-- GIVEN REQUEST 1 --
In the email below, which made-up property relates the outer node definition to the inner one in the frame?

-- SOURCE --
● ● ● ●

Re: CSV2RDF and R2RML from Ivan Herman on 2014-02-21 (public-csv-wg@w3.org from February 2014)

From: Ivan Herman <ivan@w3.org>
Date: Fri, 21 Feb 2014 10:05:54 +0100
To: Gregg Kellogg <gregg@greggkellogg.net>
CC: Andy Seaborne <andy@apache.org>, Juan Sequeda <juanfederico@gmail.com>, "public-csv-wg@w3.org" <public-csv-wg@w3.org>
Message-ID: <530716F2.40001@w3.org>
Gregg,

see below


Gregg Kellogg wrote:
>>>
>> You will have to explain this. Is this something that JSON-LD already has (and then I missed it) or is it something you just created?
> 
> JSON-LD has the concept of frames, in the context of a not-completed spec [1]. The purpose of framing is to take a JSON-LD document, which is flattened, and re-create a structured JSON-LD document based on the framing instructions. In the example above, we define a frame with a single changed relationship. without the clutter, it's like the following:
> 
> {
>   "@type": "ex:SalesRegion",
>   "Sales Region": null,
>   "ex:period": {
>     "@type": "ex:SalesPeriod",
>     "Quarter": null,
>     "Sales": null
>   }
> }
> 
> This defines a type on the outer node definition, and relates it to the inner node definition using a made up ex:period property, giving both node definitions types, but that's not strictly necessary.
> 
> The notion is, that when processing a row from a CSV, I map column values to instances of this frame, substituting the column values where the "null" values exist. Nominally, I'd need a way to either map Sales Region to a unique identifier (say BNode ID), or describe the Sales Region property as being unique. This doesn't exist, either in  JSON-LD framing, or in my existing proposal, but we might see a way where a templating system could be used to create IRIs or BNode identifiers through suitable substitution of column values.

● ● ● ●

-- MATERIAL SHOWN --
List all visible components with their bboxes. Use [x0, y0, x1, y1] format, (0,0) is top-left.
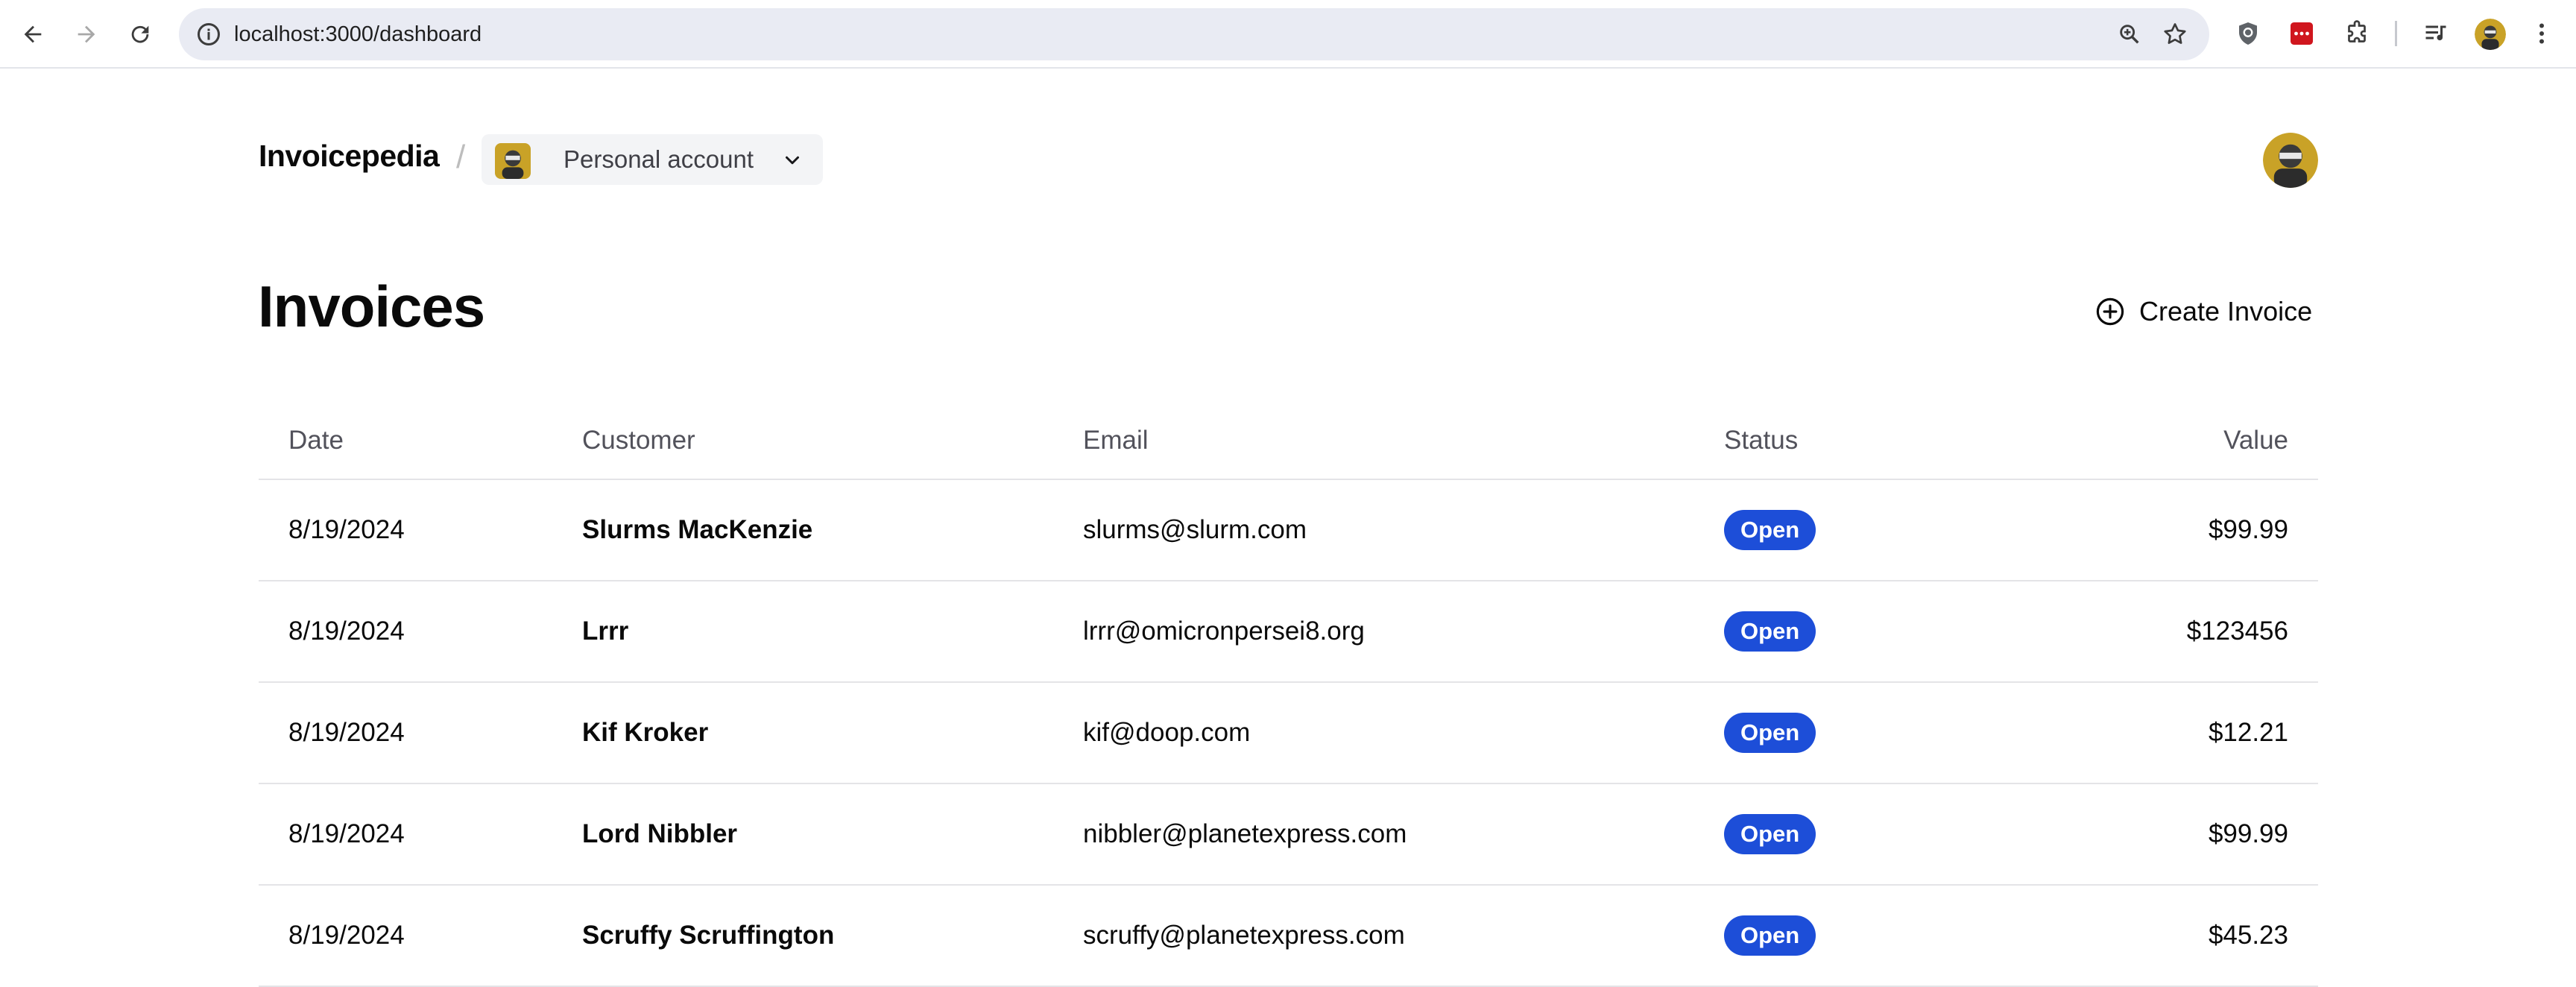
- invoice-status-cell: Open: [1724, 783, 2052, 886]
- invoice-email: kif@doop.com: [1083, 682, 1724, 784]
- invoices-table: Date Customer Email Status Value 8/19/20…: [259, 403, 2318, 987]
- create-invoice-label: Create Invoice: [2139, 296, 2313, 327]
- table-row[interactable]: 8/19/2024 Slurms MacKenzie slurms@slurm.…: [259, 479, 2318, 581]
- column-header-date: Date: [259, 403, 582, 480]
- invoice-email: nibbler@planetexpress.com: [1083, 783, 1724, 886]
- status-badge: Open: [1724, 510, 1816, 550]
- account-avatar: [495, 143, 531, 179]
- profile-avatar[interactable]: [2475, 19, 2506, 50]
- chrome-menu-icon[interactable]: [2527, 19, 2557, 48]
- plus-circle-icon: [2096, 297, 2124, 326]
- reload-button[interactable]: [122, 16, 158, 52]
- invoice-email: slurms@slurm.com: [1083, 479, 1724, 581]
- url-text[interactable]: localhost:3000/dashboard: [234, 8, 482, 60]
- forward-button[interactable]: [69, 16, 104, 52]
- invoice-customer: Scruffy Scruffington: [582, 885, 1083, 987]
- address-bar[interactable]: localhost:3000/dashboard: [179, 8, 2209, 60]
- invoice-value: $123456: [2052, 581, 2318, 683]
- toolbar-divider: [2395, 21, 2397, 46]
- table-row[interactable]: 8/19/2024 Lord Nibbler nibbler@planetexp…: [259, 783, 2318, 886]
- create-invoice-button[interactable]: Create Invoice: [2094, 294, 2312, 329]
- status-badge: Open: [1724, 915, 1816, 956]
- invoice-date: 8/19/2024: [259, 682, 582, 784]
- invoice-status-cell: Open: [1724, 885, 2052, 987]
- invoice-customer: Lord Nibbler: [582, 783, 1083, 886]
- chevron-down-icon: [786, 156, 799, 165]
- invoice-value: $99.99: [2052, 479, 2318, 581]
- column-header-value: Value: [2052, 403, 2318, 480]
- reload-icon: [131, 25, 149, 43]
- invoice-status-cell: Open: [1724, 479, 2052, 581]
- table-row[interactable]: 8/19/2024 Lrrr lrrr@omicronpersei8.org O…: [259, 581, 2318, 683]
- table-header-row: Date Customer Email Status Value: [259, 403, 2318, 480]
- invoice-date: 8/19/2024: [259, 479, 582, 581]
- status-badge: Open: [1724, 814, 1816, 854]
- star-icon[interactable]: [2162, 21, 2188, 48]
- browser-toolbar: localhost:3000/dashboard: [0, 0, 2576, 69]
- user-avatar[interactable]: [2263, 133, 2318, 188]
- invoice-status-cell: Open: [1724, 682, 2052, 784]
- table-row[interactable]: 8/19/2024 Scruffy Scruffington scruffy@p…: [259, 885, 2318, 987]
- invoice-status-cell: Open: [1724, 581, 2052, 683]
- info-icon[interactable]: [195, 21, 222, 48]
- table-row[interactable]: 8/19/2024 Kif Kroker kif@doop.com Open $…: [259, 682, 2318, 784]
- invoice-value: $12.21: [2052, 682, 2318, 784]
- column-header-email: Email: [1083, 403, 1724, 480]
- invoice-date: 8/19/2024: [259, 783, 582, 886]
- invoice-customer: Kif Kroker: [582, 682, 1083, 784]
- invoice-customer: Slurms MacKenzie: [582, 479, 1083, 581]
- invoice-email: scruffy@planetexpress.com: [1083, 885, 1724, 987]
- account-switcher[interactable]: Personal account: [482, 134, 823, 185]
- account-label: Personal account: [564, 145, 754, 173]
- status-badge: Open: [1724, 713, 1816, 753]
- status-badge: Open: [1724, 611, 1816, 652]
- zoom-icon[interactable]: [2117, 22, 2142, 47]
- page-title: Invoices: [258, 274, 485, 339]
- invoice-value: $45.23: [2052, 885, 2318, 987]
- invoice-customer: Lrrr: [582, 581, 1083, 683]
- brand-logo-text[interactable]: Invoicepedia: [259, 139, 440, 174]
- arrow-left-icon: [24, 25, 42, 43]
- column-header-status: Status: [1724, 403, 2052, 480]
- invoice-date: 8/19/2024: [259, 885, 582, 987]
- invoice-value: $99.99: [2052, 783, 2318, 886]
- arrow-right-icon: [78, 25, 95, 43]
- puzzle-extensions-icon[interactable]: [2342, 19, 2372, 48]
- breadcrumb-separator: /: [456, 139, 466, 175]
- media-controls-icon[interactable]: [2421, 19, 2451, 48]
- shield-extension-icon[interactable]: [2233, 19, 2263, 48]
- invoice-email: lrrr@omicronpersei8.org: [1083, 581, 1724, 683]
- password-extension-icon[interactable]: [2287, 19, 2317, 48]
- column-header-customer: Customer: [582, 403, 1083, 480]
- invoice-date: 8/19/2024: [259, 581, 582, 683]
- back-button[interactable]: [15, 16, 51, 52]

● ● ● ●

-- GIVEN REQUEST 2 --
From the records, extract the lines beginning with the line that contains "- invoice-status-cell: Open: [1724, 783, 2052, 886]" and continuing through the line that contains "- create-invoice-label: Create", reproducing each one verbatim.

-- EXERCISE RESPONSE 1 --
ex:period

-- EXERCISE RESPONSE 2 --
- invoice-status-cell: Open: [1724, 783, 2052, 886]
- invoice-email: kif@doop.com: [1083, 682, 1724, 784]
- invoices-table: Date Customer Email Status Value 8/19/20…: [259, 403, 2318, 987]
- create-invoice-label: Create Invoice: [2139, 296, 2313, 327]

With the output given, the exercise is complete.